§ Short problem
Write out each line of the following records word for word, with no changes.

>> BEGIN Data extract

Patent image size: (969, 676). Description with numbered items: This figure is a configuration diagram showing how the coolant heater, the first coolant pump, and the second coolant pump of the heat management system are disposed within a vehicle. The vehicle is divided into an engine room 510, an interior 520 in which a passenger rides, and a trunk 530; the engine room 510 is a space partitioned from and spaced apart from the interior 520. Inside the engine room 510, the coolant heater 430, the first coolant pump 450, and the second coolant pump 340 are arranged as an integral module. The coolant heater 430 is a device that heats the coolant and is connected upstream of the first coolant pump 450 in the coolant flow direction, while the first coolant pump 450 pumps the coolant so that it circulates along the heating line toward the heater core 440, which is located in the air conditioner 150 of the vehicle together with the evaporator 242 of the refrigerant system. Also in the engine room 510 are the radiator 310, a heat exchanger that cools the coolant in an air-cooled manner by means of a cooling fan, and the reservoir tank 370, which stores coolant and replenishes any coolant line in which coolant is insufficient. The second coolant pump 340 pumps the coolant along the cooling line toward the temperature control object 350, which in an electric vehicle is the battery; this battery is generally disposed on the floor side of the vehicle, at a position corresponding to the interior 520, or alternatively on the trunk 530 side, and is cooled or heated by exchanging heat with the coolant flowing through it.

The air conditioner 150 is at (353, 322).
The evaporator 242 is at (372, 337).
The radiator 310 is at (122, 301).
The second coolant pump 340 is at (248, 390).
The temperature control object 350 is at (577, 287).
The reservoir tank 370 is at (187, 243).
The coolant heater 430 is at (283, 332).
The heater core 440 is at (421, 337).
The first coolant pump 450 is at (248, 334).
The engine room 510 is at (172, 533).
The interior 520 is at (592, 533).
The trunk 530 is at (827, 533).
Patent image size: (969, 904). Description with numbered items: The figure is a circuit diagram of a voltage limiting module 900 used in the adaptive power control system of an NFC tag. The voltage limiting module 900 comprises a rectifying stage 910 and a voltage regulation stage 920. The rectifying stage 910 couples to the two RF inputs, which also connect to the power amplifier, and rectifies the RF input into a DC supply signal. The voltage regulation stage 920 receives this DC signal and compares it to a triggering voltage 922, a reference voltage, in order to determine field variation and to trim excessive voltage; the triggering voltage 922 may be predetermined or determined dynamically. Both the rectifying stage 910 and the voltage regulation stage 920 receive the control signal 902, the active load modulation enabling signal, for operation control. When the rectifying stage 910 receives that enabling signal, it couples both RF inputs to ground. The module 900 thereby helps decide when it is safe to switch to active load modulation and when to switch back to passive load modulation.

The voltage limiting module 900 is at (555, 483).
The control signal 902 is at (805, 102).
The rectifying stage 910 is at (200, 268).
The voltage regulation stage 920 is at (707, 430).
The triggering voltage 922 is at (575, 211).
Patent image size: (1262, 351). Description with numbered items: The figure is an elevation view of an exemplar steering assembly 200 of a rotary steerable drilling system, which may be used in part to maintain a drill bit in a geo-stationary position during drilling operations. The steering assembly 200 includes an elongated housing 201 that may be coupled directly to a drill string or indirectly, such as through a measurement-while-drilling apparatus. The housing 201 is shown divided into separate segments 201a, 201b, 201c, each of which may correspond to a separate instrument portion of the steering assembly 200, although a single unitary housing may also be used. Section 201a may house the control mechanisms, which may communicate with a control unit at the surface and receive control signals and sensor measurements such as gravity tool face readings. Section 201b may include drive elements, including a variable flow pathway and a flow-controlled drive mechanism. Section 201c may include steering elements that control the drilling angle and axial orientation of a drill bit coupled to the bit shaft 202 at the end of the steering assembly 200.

>> END Data extract

§ Task response
Patent image size: (969, 676). Description with numbered items: This figure is a configuration diagram showing how the coolant heater, the first coolant pump, and the second coolant pump of the heat management system are disposed within a vehicle. The vehicle is divided into an engine room 510, an interior 520 in which a passenger rides, and a trunk 530; the engine room 510 is a space partitioned from and spaced apart from the interior 520. Inside the engine room 510, the coolant heater 430, the first coolant pump 450, and the second coolant pump 340 are arranged as an integral module. The coolant heater 430 is a device that heats the coolant and is connected upstream of the first coolant pump 450 in the coolant flow direction, while the first coolant pump 450 pumps the coolant so that it circulates along the heating line toward the heater core 440, which is located in the air conditioner 150 of the vehicle together with the evaporator 242 of the refrigerant system. Also in the engine room 510 are the radiator 310, a heat exchanger that cools the coolant in an air-cooled manner by means of a cooling fan, and the reservoir tank 370, which stores coolant and replenishes any coolant line in which coolant is insufficient. The second coolant pump 340 pumps the coolant along the cooling line toward the temperature control object 350, which in an electric vehicle is the battery; this battery is generally disposed on the floor side of the vehicle, at a position corresponding to the interior 520, or alternatively on the trunk 530 side, and is cooled or heated by exchanging heat with the coolant flowing through it.

The air conditioner 150 is at (353, 322).
The evaporator 242 is at (372, 337).
The radiator 310 is at (122, 301).
The second coolant pump 340 is at (248, 390).
The temperature control object 350 is at (577, 287).
The reservoir tank 370 is at (187, 243).
The coolant heater 430 is at (283, 332).
The heater core 440 is at (421, 337).
The first coolant pump 450 is at (248, 334).
The engine room 510 is at (172, 533).
The interior 520 is at (592, 533).
The trunk 530 is at (827, 533).
Patent image size: (969, 904). Description with numbered items: The figure is a circuit diagram of a voltage limiting module 900 used in the adaptive power control system of an NFC tag. The voltage limiting module 900 comprises a rectifying stage 910 and a voltage regulation stage 920. The rectifying stage 910 couples to the two RF inputs, which also connect to the power amplifier, and rectifies the RF input into a DC supply signal. The voltage regulation stage 920 receives this DC signal and compares it to a triggering voltage 922, a reference voltage, in order to determine field variation and to trim excessive voltage; the triggering voltage 922 may be predetermined or determined dynamically. Both the rectifying stage 910 and the voltage regulation stage 920 receive the control signal 902, the active load modulation enabling signal, for operation control. When the rectifying stage 910 receives that enabling signal, it couples both RF inputs to ground. The module 900 thereby helps decide when it is safe to switch to active load modulation and when to switch back to passive load modulation.

The voltage limiting module 900 is at (555, 483).
The control signal 902 is at (805, 102).
The rectifying stage 910 is at (200, 268).
The voltage regulation stage 920 is at (707, 430).
The triggering voltage 922 is at (575, 211).
Patent image size: (1262, 351). Description with numbered items: The figure is an elevation view of an exemplar steering assembly 200 of a rotary steerable drilling system, which may be used in part to maintain a drill bit in a geo-stationary position during drilling operations. The steering assembly 200 includes an elongated housing 201 that may be coupled directly to a drill string or indirectly, such as through a measurement-while-drilling apparatus. The housing 201 is shown divided into separate segments 201a, 201b, 201c, each of which may correspond to a separate instrument portion of the steering assembly 200, although a single unitary housing may also be used. Section 201a may house the control mechanisms, which may communicate with a control unit at the surface and receive control signals and sensor measurements such as gravity tool face readings. Section 201b may include drive elements, including a variable flow pathway and a flow-controlled drive mechanism. Section 201c may include steering elements that control the drilling angle and axial orientation of a drill bit coupled to the bit shaft 202 at the end of the steering assembly 200.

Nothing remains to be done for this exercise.